**Task to carry out:** Which lines of the records contain "mini"? Collect every one of them.

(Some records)

==================================================

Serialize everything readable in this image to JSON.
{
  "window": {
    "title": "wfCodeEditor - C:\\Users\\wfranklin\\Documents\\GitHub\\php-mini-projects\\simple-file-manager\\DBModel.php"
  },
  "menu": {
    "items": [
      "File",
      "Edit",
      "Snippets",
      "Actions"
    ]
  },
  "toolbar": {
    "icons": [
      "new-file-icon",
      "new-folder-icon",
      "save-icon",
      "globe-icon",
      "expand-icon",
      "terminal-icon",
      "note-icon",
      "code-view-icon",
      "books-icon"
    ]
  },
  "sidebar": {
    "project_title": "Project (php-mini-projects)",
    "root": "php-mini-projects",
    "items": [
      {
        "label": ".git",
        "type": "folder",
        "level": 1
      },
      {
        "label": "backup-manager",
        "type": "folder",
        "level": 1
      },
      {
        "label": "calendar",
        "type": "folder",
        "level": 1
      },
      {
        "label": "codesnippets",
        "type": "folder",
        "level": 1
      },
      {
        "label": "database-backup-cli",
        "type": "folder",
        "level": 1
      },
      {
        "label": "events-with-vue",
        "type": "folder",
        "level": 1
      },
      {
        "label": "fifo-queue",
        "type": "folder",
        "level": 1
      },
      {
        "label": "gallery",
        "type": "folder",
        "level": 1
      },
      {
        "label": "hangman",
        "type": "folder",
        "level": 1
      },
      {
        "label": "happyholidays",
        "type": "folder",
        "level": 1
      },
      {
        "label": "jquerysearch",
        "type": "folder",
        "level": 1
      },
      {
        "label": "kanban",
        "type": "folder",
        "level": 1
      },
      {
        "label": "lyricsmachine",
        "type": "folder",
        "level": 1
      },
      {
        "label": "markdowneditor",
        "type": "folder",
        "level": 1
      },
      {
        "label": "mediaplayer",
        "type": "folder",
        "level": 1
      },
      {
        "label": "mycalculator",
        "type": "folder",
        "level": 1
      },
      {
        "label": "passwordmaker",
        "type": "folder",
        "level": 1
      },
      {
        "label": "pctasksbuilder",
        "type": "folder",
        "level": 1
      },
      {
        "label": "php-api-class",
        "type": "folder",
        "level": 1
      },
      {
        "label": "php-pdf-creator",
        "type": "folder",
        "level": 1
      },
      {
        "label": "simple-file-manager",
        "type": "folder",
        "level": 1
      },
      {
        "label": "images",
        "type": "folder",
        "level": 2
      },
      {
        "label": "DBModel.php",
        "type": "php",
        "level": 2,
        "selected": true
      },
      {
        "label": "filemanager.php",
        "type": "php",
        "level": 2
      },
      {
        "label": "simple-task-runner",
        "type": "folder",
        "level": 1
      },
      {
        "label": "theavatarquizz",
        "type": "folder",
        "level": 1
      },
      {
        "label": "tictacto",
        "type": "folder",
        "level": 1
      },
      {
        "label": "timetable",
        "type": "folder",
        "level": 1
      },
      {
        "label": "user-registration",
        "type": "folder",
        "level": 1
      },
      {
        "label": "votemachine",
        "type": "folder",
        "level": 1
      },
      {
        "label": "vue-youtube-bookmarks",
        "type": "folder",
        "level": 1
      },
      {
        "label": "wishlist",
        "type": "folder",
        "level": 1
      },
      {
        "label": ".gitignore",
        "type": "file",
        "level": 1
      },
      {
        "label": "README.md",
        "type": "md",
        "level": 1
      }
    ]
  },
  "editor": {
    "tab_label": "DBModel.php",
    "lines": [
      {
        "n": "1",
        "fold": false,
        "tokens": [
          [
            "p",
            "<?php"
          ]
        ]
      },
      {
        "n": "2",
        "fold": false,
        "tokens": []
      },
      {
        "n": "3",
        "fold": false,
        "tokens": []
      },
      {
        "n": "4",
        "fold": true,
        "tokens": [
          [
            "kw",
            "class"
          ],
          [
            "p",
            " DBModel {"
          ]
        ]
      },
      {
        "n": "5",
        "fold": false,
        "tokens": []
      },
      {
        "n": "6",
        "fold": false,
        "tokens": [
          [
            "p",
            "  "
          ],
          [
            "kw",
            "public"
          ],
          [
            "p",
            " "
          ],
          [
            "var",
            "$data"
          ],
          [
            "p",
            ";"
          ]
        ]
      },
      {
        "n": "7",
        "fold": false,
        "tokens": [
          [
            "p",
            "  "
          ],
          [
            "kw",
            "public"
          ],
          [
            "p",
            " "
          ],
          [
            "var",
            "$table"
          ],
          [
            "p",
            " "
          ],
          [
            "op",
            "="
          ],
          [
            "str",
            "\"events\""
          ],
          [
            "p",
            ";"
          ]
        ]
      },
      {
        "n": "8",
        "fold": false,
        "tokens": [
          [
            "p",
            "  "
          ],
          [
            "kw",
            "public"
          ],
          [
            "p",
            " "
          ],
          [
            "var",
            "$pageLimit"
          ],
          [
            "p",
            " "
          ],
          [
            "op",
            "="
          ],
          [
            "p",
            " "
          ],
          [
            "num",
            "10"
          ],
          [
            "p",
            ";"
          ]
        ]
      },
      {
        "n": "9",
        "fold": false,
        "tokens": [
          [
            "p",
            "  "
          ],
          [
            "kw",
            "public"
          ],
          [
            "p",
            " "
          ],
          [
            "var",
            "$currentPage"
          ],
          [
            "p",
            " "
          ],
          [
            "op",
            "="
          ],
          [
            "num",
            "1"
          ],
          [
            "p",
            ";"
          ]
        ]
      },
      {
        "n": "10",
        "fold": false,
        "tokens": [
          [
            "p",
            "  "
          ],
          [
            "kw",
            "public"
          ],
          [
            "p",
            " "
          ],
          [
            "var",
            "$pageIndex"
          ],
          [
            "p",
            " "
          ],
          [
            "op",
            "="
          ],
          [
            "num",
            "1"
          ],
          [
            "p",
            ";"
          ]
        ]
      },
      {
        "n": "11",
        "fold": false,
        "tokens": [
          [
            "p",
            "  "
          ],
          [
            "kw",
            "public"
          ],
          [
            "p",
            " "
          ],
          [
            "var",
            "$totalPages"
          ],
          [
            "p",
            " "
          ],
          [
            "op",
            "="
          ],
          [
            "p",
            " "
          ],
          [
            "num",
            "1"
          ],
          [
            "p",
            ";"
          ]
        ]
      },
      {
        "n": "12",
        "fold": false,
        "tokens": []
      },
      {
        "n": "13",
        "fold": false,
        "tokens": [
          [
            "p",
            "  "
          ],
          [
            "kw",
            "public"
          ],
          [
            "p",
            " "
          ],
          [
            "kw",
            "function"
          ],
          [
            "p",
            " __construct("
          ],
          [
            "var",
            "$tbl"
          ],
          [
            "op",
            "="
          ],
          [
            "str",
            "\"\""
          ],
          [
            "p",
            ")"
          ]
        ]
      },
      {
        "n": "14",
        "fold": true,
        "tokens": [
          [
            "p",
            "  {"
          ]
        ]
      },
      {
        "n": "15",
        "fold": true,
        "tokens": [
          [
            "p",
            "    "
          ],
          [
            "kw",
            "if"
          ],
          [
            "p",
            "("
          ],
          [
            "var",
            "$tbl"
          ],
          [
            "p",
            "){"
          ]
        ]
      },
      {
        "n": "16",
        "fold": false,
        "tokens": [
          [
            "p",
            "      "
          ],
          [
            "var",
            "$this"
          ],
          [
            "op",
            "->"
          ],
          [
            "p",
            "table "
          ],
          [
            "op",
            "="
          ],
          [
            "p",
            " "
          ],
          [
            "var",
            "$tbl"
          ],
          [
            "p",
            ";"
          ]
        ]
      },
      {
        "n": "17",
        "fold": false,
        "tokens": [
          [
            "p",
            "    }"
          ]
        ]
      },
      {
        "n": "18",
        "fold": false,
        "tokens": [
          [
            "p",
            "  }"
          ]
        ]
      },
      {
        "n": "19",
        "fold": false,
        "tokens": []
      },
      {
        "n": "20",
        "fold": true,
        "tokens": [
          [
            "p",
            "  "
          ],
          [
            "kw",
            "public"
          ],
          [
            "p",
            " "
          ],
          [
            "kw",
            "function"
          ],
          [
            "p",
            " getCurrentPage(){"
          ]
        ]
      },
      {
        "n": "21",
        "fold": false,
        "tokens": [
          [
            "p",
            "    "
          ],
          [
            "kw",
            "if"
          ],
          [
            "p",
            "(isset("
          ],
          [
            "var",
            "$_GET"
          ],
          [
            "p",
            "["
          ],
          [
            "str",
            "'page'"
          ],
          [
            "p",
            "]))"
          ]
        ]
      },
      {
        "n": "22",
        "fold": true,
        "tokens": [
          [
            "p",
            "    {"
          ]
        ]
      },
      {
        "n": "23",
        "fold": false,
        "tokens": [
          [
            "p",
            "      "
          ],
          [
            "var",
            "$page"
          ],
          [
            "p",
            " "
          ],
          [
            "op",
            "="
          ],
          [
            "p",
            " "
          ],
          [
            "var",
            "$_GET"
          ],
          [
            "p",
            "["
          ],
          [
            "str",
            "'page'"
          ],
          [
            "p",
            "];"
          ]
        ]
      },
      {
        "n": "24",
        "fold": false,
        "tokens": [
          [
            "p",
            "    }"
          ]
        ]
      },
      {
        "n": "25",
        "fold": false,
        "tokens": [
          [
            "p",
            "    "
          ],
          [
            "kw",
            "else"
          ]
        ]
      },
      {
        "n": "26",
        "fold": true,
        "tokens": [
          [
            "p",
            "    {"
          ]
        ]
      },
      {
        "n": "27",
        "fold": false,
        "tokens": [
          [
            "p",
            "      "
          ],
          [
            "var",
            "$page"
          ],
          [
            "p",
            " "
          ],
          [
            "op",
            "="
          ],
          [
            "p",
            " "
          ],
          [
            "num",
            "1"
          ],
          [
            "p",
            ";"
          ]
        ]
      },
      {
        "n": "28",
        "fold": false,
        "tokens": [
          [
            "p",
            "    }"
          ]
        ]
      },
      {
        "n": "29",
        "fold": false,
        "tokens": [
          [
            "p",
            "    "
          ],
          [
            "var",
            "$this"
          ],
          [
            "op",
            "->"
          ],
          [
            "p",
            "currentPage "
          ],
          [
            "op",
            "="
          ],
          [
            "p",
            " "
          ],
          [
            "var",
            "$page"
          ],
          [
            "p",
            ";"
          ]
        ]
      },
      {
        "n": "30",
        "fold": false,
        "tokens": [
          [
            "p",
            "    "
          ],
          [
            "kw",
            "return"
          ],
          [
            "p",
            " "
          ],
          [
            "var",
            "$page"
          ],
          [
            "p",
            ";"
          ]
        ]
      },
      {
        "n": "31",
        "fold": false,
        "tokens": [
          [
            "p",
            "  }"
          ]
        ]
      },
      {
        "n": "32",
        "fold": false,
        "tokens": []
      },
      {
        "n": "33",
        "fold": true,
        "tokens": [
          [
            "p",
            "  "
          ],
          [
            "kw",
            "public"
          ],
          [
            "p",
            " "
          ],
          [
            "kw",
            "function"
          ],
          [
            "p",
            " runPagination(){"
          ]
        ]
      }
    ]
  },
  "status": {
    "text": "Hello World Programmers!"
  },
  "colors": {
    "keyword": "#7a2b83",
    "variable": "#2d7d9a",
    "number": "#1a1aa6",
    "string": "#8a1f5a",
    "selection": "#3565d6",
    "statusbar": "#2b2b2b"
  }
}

==================================================

**Answer for the task:**
    "title": "wfCodeEditor - C:\\Users\\wfranklin\\Documents\\GitHub\\php-mini-projects\\simple-file-manager\\DBModel.php"
    "project_title": "Project (php-mini-projects)",
    "root": "php-mini-projects",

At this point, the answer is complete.